#### WRITTEN PROBLEM
Filter this material down to the lines that hold "array", copying each one.

=== PROVIDED DATA ===

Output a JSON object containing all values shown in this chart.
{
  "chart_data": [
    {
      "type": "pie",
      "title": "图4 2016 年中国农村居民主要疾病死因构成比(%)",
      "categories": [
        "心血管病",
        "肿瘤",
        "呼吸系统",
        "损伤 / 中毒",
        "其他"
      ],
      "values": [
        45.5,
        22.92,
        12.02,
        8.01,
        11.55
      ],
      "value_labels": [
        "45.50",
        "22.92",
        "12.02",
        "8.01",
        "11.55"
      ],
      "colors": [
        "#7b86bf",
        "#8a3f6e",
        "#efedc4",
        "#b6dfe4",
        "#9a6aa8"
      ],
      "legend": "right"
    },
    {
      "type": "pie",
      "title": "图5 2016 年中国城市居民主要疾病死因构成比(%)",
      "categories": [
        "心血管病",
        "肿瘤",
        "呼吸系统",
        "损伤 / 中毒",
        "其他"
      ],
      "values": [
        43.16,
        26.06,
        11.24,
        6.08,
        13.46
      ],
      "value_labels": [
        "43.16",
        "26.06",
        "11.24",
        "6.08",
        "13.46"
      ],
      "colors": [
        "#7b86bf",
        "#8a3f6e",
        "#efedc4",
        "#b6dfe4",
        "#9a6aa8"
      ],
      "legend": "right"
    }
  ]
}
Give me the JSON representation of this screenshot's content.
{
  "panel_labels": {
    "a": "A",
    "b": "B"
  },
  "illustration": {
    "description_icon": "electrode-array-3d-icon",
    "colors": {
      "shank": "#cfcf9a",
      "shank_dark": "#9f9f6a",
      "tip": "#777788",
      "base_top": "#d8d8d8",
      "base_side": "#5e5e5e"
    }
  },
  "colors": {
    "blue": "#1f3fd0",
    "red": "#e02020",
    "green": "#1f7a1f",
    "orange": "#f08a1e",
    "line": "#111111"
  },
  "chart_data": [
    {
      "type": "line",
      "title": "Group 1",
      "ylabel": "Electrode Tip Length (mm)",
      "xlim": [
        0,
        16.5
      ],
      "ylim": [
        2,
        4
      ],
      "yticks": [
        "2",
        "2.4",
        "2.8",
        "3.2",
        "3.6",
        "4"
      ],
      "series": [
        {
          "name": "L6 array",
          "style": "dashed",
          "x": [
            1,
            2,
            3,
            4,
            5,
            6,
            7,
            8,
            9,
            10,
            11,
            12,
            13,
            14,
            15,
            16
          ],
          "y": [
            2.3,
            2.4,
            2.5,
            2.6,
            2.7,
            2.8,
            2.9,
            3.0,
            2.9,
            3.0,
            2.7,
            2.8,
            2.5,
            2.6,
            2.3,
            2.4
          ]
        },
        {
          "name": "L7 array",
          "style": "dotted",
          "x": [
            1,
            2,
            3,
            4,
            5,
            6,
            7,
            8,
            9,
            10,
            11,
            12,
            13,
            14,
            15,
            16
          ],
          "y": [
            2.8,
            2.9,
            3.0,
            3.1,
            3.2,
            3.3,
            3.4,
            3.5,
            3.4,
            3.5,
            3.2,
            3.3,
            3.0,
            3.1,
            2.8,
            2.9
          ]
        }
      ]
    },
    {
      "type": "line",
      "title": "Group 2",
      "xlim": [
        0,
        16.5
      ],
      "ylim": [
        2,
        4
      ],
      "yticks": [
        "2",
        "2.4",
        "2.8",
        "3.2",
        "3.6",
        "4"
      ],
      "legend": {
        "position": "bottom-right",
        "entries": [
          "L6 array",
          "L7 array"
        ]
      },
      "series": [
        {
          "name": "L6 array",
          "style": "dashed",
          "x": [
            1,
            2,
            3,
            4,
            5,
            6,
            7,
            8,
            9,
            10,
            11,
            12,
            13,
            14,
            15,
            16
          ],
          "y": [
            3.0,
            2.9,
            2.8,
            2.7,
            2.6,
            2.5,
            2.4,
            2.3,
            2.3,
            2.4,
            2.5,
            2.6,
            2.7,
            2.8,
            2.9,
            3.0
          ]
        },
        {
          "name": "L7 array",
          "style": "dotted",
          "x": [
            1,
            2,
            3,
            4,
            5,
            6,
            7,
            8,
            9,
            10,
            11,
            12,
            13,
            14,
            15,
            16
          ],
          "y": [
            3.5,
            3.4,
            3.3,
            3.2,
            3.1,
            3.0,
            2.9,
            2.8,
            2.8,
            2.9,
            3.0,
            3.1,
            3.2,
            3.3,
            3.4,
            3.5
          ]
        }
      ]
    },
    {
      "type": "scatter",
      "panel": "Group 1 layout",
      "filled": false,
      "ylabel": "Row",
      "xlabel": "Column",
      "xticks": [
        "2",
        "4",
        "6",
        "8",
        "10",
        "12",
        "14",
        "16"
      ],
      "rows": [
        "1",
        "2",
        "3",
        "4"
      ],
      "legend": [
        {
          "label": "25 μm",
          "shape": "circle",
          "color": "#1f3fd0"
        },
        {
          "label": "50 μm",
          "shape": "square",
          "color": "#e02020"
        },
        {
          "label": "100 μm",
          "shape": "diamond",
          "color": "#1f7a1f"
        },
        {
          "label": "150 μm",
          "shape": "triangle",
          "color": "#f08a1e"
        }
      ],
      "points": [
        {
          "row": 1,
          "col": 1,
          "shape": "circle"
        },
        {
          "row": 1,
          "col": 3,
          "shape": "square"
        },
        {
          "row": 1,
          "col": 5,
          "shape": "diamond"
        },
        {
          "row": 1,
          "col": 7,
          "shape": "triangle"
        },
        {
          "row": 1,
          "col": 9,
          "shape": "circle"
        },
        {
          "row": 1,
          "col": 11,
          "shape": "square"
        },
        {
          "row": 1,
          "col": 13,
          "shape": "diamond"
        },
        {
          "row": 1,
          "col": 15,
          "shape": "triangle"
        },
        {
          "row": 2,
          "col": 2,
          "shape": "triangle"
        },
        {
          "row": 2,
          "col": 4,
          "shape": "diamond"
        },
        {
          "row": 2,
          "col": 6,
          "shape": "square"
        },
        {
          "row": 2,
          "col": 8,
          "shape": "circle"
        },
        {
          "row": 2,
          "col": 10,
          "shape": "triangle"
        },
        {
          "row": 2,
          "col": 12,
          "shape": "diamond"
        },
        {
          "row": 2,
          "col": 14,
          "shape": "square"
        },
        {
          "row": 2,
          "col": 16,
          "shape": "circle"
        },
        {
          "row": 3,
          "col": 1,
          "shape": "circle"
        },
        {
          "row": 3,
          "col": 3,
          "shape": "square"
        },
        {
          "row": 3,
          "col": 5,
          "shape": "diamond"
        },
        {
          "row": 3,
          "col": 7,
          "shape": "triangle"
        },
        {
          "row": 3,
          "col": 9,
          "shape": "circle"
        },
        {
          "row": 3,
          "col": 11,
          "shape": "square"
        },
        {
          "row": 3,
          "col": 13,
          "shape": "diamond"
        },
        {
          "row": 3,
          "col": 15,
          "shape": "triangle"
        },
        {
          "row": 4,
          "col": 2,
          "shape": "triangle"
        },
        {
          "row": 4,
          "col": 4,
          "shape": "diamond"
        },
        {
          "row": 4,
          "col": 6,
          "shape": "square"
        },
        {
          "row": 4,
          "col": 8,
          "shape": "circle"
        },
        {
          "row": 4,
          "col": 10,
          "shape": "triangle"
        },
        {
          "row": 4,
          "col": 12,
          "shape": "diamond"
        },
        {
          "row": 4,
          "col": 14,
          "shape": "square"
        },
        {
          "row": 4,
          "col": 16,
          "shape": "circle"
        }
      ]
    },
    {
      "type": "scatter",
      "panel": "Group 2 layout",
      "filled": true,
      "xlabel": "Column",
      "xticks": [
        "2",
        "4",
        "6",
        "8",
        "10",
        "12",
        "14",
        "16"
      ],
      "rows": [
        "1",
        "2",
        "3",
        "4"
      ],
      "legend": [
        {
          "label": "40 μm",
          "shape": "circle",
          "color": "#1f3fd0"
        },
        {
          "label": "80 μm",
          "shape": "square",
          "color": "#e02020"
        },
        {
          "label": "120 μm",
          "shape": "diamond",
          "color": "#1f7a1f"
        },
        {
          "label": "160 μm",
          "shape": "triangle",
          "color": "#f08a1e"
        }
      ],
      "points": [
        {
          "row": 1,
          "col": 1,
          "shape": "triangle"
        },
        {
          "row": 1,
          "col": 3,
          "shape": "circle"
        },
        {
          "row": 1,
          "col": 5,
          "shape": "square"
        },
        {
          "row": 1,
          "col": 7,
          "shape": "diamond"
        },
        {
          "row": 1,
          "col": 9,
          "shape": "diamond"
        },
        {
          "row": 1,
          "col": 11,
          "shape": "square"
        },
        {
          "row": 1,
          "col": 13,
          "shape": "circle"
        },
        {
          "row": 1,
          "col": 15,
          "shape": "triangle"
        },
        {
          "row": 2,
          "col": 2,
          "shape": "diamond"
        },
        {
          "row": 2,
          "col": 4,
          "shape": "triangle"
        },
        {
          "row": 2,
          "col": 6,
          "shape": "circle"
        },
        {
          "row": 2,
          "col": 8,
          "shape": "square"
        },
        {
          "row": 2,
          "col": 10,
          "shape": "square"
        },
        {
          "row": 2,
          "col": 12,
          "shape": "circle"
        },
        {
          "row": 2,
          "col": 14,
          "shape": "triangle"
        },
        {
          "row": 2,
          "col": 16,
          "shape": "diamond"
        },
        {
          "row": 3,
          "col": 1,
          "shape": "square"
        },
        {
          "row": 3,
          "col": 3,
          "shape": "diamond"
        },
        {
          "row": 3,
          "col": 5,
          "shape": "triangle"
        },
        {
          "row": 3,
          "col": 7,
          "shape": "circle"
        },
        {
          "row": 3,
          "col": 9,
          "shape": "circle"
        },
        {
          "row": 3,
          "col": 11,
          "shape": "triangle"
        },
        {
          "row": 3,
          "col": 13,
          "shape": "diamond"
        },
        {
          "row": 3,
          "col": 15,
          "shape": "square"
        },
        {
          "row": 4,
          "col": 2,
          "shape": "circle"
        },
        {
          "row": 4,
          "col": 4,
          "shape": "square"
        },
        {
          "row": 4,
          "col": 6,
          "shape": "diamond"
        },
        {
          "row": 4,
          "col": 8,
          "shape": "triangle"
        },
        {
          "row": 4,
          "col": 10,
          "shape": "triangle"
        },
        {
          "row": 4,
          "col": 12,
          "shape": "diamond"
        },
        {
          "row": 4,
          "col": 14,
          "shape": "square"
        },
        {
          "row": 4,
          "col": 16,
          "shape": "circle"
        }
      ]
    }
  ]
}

===

#### WRITTEN SOLUTION
    "description_icon": "electrode-array-3d-icon",
          "name": "L6 array",
          "name": "L7 array",
          "L6 array",
          "L7 array"
          "name": "L6 array",
          "name": "L7 array",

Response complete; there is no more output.